DIRECTIVE.
Extract the data exactly, missing nothing.

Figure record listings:
*****

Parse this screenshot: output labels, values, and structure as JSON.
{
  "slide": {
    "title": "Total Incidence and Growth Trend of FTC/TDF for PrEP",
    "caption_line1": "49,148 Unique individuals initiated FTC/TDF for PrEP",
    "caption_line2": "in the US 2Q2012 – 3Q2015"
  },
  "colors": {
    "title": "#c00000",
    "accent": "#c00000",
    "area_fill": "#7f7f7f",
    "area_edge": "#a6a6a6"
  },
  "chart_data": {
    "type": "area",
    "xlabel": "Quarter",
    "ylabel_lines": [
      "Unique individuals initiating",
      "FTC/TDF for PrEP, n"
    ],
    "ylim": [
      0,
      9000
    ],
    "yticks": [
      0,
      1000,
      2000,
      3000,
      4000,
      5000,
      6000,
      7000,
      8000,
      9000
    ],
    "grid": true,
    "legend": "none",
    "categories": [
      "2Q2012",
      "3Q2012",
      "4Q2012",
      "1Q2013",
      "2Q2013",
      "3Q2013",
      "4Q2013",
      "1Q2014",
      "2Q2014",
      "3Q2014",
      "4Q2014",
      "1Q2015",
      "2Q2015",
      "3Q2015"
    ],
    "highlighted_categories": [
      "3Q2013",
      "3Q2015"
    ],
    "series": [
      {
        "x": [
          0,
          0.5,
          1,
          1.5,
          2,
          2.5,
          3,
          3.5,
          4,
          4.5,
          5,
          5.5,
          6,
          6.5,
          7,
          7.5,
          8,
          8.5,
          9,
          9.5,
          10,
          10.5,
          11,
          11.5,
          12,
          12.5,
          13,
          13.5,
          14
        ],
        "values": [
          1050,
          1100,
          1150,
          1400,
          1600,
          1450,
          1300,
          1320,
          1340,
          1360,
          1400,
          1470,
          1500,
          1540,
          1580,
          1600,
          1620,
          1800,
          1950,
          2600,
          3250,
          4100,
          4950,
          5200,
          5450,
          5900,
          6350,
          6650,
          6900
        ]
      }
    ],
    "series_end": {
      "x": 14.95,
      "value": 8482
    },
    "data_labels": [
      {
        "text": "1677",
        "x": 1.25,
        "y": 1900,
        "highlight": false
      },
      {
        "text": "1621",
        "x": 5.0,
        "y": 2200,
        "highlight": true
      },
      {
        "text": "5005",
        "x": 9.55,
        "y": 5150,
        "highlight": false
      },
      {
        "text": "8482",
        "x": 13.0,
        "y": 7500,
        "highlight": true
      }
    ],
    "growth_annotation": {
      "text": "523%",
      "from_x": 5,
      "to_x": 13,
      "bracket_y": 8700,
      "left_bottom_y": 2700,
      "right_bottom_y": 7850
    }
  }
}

*****

COMPLETED TASK.
Parse this screenshot: output labels, values, and structure as JSON.
{
  "slide": {
    "title": "Total Incidence and Growth Trend of FTC/TDF for PrEP",
    "caption_line1": "49,148 Unique individuals initiated FTC/TDF for PrEP",
    "caption_line2": "in the US 2Q2012 – 3Q2015"
  },
  "colors": {
    "title": "#c00000",
    "accent": "#c00000",
    "area_fill": "#7f7f7f",
    "area_edge": "#a6a6a6"
  },
  "chart_data": {
    "type": "area",
    "xlabel": "Quarter",
    "ylabel_lines": [
      "Unique individuals initiating",
      "FTC/TDF for PrEP, n"
    ],
    "ylim": [
      0,
      9000
    ],
    "yticks": [
      0,
      1000,
      2000,
      3000,
      4000,
      5000,
      6000,
      7000,
      8000,
      9000
    ],
    "grid": true,
    "legend": "none",
    "categories": [
      "2Q2012",
      "3Q2012",
      "4Q2012",
      "1Q2013",
      "2Q2013",
      "3Q2013",
      "4Q2013",
      "1Q2014",
      "2Q2014",
      "3Q2014",
      "4Q2014",
      "1Q2015",
      "2Q2015",
      "3Q2015"
    ],
    "highlighted_categories": [
      "3Q2013",
      "3Q2015"
    ],
    "series": [
      {
        "x": [
          0,
          0.5,
          1,
          1.5,
          2,
          2.5,
          3,
          3.5,
          4,
          4.5,
          5,
          5.5,
          6,
          6.5,
          7,
          7.5,
          8,
          8.5,
          9,
          9.5,
          10,
          10.5,
          11,
          11.5,
          12,
          12.5,
          13,
          13.5,
          14
        ],
        "values": [
          1050,
          1100,
          1150,
          1400,
          1600,
          1450,
          1300,
          1320,
          1340,
          1360,
          1400,
          1470,
          1500,
          1540,
          1580,
          1600,
          1620,
          1800,
          1950,
          2600,
          3250,
          4100,
          4950,
          5200,
          5450,
          5900,
          6350,
          6650,
          6900
        ]
      }
    ],
    "series_end": {
      "x": 14.95,
      "value": 8482
    },
    "data_labels": [
      {
        "text": "1677",
        "x": 1.25,
        "y": 1900,
        "highlight": false
      },
      {
        "text": "1621",
        "x": 5.0,
        "y": 2200,
        "highlight": true
      },
      {
        "text": "5005",
        "x": 9.55,
        "y": 5150,
        "highlight": false
      },
      {
        "text": "8482",
        "x": 13.0,
        "y": 7500,
        "highlight": true
      }
    ],
    "growth_annotation": {
      "text": "523%",
      "from_x": 5,
      "to_x": 13,
      "bracket_y": 8700,
      "left_bottom_y": 2700,
      "right_bottom_y": 7850
    }
  }
}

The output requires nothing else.